### GOAL
Keep the wording of each record exactly the same when you repeat it, and leave out pictures.

### MATERIAL PROVIDED

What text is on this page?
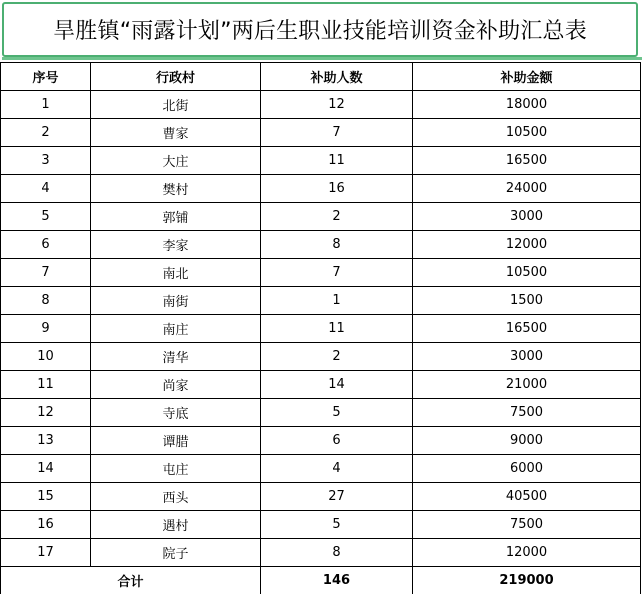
旱胜镇“雨露计划”两后生职业技能培训资金补助汇总表
序号	行政村	补助人数	补助金额
1	北街	12	18000
2	曹家	7	10500
3	大庄	11	16500
4	樊村	16	24000
5	郭铺	2	3000
6	李家	8	12000
7	南北	7	10500
8	南街	1	1500
9	南庄	11	16500
10	清华	2	3000
11	尚家	14	21000
12	寺底	5	7500
13	谭腊	6	9000
14	屯庄	4	6000
15	西头	27	40500
16	遇村	5	7500
17	院子	8	12000
合计		146	219000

######

### THE RESULT
What text is on this page?
旱胜镇“雨露计划”两后生职业技能培训资金补助汇总表
序号	行政村	补助人数	补助金额
1	北街	12	18000
2	曹家	7	10500
3	大庄	11	16500
4	樊村	16	24000
5	郭铺	2	3000
6	李家	8	12000
7	南北	7	10500
8	南街	1	1500
9	南庄	11	16500
10	清华	2	3000
11	尚家	14	21000
12	寺底	5	7500
13	谭腊	6	9000
14	屯庄	4	6000
15	西头	27	40500
16	遇村	5	7500
17	院子	8	12000
合计		146	219000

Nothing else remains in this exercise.